▶ _To be done_
Check each line of the records below and collect those that include the word "Dependency".
___ Supplied information ___
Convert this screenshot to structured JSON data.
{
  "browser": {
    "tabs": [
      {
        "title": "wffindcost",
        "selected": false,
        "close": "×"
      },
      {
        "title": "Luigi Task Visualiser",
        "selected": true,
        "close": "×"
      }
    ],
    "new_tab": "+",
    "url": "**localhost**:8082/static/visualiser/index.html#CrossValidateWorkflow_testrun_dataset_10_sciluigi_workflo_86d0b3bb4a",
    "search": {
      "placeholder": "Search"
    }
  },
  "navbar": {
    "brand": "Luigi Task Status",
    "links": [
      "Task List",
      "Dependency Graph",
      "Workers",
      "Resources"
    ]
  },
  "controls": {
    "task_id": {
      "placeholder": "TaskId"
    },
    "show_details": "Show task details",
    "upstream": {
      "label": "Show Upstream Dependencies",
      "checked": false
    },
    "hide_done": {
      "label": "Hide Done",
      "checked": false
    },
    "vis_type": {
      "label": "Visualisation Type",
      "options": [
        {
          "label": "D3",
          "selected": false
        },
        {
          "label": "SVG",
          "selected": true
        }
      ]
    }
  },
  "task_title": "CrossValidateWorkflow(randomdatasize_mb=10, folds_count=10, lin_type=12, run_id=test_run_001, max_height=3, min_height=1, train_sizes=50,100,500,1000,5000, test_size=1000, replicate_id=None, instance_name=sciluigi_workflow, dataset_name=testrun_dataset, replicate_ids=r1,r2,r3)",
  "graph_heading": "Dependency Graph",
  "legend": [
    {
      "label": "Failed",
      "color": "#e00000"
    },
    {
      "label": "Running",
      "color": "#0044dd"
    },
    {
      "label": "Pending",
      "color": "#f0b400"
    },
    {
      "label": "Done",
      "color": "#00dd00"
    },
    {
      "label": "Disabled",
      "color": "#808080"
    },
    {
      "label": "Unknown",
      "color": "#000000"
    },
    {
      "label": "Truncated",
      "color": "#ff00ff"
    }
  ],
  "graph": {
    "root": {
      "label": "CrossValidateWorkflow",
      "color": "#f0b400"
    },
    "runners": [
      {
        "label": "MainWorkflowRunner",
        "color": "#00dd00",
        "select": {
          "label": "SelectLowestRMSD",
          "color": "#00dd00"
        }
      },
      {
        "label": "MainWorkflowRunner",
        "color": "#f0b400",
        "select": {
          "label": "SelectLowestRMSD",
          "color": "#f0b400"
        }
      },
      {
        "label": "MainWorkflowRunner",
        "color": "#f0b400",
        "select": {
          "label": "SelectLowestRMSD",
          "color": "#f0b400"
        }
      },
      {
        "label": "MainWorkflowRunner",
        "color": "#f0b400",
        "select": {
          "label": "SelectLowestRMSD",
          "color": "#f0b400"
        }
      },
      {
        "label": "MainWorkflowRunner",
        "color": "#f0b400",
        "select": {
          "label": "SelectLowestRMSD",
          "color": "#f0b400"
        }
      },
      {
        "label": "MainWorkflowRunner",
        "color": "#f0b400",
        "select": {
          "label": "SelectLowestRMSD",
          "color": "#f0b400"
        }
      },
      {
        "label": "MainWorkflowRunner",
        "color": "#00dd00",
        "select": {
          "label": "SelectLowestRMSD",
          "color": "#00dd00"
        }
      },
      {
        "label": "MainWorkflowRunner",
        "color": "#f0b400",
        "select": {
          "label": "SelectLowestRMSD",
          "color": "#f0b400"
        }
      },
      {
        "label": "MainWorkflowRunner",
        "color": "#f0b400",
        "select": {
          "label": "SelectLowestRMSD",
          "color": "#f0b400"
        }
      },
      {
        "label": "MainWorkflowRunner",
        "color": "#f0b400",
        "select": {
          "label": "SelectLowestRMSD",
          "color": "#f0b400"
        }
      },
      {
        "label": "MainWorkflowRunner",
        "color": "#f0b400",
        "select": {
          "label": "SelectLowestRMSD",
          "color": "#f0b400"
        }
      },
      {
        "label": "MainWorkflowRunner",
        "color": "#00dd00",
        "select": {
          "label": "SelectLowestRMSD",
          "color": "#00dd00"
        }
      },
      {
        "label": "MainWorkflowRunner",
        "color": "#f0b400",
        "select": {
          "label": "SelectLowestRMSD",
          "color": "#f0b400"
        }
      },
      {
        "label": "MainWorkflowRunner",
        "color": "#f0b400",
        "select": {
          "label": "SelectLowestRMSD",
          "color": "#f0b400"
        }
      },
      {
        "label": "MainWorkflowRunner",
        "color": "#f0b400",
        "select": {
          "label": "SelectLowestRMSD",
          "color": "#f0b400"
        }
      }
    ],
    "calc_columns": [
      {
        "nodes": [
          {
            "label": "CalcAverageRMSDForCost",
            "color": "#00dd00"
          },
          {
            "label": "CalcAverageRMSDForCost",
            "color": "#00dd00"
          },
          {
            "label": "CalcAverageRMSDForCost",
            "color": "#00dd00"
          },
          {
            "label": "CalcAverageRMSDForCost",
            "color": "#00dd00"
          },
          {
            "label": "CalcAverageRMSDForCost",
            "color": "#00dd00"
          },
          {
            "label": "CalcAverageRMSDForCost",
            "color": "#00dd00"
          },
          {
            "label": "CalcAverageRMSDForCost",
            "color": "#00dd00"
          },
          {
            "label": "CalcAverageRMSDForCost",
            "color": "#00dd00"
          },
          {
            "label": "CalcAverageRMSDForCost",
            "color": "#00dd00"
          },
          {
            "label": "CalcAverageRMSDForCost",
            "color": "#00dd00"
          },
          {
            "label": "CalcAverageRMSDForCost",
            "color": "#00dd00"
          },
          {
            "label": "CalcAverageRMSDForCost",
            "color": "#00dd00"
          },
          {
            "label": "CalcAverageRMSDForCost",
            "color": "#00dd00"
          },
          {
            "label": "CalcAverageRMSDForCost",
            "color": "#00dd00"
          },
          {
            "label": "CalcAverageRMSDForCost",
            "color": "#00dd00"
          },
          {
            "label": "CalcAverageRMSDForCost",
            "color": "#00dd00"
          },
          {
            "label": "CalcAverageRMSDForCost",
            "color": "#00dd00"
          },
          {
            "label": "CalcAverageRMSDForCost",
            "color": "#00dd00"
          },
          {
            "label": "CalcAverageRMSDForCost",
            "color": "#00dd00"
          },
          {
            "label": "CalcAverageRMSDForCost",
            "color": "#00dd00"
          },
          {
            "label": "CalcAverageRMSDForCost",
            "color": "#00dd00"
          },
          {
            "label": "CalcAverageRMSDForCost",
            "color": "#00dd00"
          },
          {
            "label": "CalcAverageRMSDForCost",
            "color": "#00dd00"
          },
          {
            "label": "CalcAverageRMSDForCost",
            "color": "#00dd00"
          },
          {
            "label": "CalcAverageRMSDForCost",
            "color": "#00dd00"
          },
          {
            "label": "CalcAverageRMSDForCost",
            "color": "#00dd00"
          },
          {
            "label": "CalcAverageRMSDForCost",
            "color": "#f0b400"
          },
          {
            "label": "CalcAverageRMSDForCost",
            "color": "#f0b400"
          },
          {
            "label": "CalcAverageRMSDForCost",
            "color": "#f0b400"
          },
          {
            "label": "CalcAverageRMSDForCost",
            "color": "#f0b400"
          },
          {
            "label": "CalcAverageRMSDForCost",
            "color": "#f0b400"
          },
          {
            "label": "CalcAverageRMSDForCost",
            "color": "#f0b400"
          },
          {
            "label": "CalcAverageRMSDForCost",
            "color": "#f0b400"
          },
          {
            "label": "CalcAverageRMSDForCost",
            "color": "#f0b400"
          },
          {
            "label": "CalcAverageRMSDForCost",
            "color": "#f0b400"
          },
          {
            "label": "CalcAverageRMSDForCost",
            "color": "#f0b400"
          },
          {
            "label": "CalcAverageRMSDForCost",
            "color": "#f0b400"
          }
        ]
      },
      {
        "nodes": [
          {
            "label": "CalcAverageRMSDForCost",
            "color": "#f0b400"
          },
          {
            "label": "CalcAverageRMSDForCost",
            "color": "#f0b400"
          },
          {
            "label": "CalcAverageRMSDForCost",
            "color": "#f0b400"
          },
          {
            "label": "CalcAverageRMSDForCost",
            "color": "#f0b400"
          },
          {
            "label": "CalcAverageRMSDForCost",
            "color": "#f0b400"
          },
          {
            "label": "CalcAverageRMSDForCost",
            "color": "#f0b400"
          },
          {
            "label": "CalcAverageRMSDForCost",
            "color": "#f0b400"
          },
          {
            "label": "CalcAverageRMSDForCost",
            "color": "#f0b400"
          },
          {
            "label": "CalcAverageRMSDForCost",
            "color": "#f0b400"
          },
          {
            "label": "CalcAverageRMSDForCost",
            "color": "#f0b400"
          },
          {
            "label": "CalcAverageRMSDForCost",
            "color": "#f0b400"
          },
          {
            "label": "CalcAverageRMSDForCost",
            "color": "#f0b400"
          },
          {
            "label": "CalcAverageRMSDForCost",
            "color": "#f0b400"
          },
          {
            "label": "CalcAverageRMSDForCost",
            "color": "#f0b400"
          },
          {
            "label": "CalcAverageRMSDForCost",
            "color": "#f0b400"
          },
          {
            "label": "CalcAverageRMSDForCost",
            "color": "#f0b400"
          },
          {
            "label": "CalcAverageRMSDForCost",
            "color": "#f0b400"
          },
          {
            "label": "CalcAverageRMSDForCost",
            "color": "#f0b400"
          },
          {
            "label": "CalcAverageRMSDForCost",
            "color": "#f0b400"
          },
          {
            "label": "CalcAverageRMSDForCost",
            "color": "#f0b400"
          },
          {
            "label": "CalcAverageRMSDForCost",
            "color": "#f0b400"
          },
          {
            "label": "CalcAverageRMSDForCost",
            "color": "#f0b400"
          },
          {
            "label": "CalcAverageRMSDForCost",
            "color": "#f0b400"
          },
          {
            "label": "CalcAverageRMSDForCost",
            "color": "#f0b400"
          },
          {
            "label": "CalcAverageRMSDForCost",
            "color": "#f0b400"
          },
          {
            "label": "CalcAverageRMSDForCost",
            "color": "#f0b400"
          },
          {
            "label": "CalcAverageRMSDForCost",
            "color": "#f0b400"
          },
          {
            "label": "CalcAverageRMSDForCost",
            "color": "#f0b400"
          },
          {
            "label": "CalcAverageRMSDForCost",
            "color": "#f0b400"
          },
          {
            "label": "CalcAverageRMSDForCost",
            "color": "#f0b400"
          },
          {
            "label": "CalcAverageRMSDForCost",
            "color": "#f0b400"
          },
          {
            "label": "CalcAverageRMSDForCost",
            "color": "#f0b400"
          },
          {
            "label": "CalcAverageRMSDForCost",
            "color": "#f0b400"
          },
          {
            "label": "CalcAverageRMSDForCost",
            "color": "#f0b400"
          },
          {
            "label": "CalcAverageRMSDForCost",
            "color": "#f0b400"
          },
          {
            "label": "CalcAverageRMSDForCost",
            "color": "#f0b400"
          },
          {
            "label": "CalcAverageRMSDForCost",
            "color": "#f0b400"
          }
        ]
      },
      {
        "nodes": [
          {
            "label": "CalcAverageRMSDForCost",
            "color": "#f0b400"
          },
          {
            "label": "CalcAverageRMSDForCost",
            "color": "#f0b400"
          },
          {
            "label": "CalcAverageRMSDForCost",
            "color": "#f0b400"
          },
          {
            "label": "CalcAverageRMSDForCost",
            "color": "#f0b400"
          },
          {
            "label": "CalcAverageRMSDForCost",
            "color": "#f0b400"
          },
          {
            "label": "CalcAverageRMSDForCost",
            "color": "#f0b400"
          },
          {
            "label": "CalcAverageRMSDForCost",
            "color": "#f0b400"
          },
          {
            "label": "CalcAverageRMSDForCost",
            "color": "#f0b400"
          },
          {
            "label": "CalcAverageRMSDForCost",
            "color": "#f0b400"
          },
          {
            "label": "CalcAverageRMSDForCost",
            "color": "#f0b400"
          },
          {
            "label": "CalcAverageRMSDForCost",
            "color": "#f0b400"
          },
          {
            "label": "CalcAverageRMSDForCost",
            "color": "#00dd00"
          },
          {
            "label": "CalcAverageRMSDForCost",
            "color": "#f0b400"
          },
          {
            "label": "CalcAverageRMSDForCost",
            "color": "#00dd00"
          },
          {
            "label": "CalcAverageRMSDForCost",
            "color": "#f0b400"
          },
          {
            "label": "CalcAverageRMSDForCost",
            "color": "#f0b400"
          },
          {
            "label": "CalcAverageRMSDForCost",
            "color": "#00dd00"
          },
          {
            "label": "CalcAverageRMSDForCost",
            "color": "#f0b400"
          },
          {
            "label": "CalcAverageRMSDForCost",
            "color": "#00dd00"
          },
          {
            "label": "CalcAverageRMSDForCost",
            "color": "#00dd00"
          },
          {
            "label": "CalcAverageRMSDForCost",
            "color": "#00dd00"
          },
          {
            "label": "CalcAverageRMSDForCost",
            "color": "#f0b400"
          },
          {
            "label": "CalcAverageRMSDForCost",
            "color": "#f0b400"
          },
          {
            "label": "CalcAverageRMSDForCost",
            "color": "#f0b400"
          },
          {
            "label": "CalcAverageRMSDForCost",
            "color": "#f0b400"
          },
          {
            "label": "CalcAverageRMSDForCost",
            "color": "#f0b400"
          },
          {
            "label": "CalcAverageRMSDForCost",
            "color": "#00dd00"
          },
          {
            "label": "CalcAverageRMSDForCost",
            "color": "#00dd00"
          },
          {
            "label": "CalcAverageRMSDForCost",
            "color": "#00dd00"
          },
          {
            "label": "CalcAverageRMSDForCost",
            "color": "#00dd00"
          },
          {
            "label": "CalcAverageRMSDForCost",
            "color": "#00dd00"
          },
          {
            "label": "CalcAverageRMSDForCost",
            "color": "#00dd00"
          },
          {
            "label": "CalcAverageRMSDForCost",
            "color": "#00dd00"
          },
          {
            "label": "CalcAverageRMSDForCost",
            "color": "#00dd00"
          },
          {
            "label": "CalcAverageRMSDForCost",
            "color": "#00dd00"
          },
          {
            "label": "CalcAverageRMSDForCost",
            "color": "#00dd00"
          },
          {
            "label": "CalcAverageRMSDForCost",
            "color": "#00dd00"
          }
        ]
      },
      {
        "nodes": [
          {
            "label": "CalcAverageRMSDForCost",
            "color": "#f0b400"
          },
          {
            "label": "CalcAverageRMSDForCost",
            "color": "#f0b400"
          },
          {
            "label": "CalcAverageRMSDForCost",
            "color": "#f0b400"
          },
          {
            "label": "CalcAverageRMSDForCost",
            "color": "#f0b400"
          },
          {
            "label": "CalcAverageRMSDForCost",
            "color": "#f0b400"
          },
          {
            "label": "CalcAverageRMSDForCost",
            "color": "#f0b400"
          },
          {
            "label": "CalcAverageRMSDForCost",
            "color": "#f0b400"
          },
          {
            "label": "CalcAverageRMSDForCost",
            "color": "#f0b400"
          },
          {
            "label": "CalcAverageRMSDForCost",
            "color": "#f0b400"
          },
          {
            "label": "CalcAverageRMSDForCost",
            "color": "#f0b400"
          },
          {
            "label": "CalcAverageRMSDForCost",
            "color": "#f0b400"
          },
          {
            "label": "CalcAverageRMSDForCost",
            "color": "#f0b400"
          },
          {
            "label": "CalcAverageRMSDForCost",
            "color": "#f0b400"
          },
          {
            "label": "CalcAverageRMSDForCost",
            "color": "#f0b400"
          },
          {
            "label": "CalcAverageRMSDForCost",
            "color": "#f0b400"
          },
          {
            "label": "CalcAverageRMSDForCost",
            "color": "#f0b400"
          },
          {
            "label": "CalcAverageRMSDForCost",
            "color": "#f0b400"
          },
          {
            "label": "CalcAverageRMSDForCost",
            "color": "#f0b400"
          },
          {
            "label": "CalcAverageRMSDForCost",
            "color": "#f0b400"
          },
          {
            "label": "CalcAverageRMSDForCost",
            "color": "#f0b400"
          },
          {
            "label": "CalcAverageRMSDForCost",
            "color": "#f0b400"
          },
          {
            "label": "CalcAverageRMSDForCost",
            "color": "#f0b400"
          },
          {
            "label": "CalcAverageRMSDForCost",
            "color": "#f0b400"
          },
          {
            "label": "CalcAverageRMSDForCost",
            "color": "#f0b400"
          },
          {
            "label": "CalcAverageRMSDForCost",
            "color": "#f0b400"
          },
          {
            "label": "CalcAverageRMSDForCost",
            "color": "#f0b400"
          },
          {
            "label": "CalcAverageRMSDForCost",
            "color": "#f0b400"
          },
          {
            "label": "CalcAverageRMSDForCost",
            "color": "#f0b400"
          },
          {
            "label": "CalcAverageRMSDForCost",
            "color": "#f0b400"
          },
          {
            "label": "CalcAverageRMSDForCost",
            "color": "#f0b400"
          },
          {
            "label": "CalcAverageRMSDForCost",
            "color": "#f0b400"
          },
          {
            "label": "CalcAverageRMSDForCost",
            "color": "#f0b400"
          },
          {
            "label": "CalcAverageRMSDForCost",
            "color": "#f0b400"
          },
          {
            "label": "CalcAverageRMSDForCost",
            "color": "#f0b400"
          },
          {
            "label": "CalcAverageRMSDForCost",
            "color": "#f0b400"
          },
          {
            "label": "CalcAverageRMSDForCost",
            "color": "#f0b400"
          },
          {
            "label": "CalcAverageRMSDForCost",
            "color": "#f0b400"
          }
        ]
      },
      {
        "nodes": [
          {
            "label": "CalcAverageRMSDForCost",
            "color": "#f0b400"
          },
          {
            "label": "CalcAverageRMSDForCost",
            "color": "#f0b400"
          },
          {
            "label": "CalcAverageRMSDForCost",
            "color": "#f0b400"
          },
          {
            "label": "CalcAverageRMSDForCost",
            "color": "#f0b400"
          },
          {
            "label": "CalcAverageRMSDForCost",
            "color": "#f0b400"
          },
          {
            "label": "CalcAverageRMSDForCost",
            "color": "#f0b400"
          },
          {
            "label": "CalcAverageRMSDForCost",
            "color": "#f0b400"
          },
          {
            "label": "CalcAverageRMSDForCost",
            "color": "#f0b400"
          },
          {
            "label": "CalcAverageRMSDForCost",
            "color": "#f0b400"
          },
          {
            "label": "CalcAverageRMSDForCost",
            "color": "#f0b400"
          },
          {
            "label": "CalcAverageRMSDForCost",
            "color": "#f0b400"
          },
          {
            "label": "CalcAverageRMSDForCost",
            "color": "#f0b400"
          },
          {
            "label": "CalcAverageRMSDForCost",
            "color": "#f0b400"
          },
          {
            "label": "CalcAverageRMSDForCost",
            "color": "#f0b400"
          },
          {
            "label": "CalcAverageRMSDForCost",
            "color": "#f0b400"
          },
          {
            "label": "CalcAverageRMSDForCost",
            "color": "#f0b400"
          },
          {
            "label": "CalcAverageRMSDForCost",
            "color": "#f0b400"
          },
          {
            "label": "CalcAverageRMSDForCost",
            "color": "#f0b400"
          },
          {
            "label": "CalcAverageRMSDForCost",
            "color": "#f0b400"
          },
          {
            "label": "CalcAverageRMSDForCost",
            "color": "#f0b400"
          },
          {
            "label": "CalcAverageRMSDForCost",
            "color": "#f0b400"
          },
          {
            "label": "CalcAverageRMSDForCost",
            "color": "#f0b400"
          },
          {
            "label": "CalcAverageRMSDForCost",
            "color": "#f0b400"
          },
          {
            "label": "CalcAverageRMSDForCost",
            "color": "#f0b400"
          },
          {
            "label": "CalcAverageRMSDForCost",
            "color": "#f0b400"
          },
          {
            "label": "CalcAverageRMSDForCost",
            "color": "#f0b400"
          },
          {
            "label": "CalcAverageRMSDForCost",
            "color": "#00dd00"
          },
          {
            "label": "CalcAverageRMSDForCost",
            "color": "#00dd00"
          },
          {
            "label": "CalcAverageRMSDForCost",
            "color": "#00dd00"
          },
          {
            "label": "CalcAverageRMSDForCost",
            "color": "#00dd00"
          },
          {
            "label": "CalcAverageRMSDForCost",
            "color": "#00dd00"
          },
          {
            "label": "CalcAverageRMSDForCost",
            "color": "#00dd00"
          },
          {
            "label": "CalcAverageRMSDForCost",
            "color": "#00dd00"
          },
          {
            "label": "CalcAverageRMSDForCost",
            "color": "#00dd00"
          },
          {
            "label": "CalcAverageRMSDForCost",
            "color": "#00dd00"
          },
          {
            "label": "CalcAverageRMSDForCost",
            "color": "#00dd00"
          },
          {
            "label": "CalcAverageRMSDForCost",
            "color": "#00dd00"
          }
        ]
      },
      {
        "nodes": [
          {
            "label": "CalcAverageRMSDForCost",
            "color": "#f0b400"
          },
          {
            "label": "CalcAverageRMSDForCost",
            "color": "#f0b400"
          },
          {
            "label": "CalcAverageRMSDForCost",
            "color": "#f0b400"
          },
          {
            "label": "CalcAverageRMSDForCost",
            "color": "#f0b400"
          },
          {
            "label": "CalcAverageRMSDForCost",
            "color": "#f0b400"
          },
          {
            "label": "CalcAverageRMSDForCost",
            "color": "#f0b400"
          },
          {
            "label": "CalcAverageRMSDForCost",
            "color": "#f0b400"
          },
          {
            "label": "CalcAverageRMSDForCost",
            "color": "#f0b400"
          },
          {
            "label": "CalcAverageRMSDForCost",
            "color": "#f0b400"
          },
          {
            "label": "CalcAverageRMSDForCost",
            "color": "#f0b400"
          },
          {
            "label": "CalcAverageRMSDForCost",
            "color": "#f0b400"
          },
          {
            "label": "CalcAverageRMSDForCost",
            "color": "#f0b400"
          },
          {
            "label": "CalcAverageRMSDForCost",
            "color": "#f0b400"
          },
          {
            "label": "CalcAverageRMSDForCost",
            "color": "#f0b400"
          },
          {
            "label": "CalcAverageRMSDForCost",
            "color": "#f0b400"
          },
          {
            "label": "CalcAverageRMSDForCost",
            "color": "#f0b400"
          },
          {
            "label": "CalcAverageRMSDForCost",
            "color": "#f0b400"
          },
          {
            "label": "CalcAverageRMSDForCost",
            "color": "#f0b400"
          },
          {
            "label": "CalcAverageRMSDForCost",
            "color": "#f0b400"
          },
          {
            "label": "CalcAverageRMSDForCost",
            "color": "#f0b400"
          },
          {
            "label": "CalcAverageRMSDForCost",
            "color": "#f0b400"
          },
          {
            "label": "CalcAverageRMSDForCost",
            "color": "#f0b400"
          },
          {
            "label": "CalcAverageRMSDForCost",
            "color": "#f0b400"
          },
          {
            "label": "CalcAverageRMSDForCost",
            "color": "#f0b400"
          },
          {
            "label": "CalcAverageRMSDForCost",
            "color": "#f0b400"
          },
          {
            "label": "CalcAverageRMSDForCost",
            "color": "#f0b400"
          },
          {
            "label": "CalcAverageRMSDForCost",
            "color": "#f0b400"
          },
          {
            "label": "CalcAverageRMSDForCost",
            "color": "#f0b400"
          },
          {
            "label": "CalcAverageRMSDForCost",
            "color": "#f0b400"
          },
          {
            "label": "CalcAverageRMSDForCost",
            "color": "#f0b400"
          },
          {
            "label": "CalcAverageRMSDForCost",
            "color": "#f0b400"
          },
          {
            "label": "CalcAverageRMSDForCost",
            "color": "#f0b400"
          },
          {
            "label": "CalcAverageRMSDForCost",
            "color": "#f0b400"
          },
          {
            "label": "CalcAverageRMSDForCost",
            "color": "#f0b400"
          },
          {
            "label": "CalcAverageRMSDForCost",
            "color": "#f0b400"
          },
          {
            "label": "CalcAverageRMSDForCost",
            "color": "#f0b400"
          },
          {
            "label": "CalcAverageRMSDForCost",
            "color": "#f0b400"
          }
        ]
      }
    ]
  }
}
___
▶ _Result of this task_
      "Dependency Graph",
  "graph_heading": "Dependency Graph",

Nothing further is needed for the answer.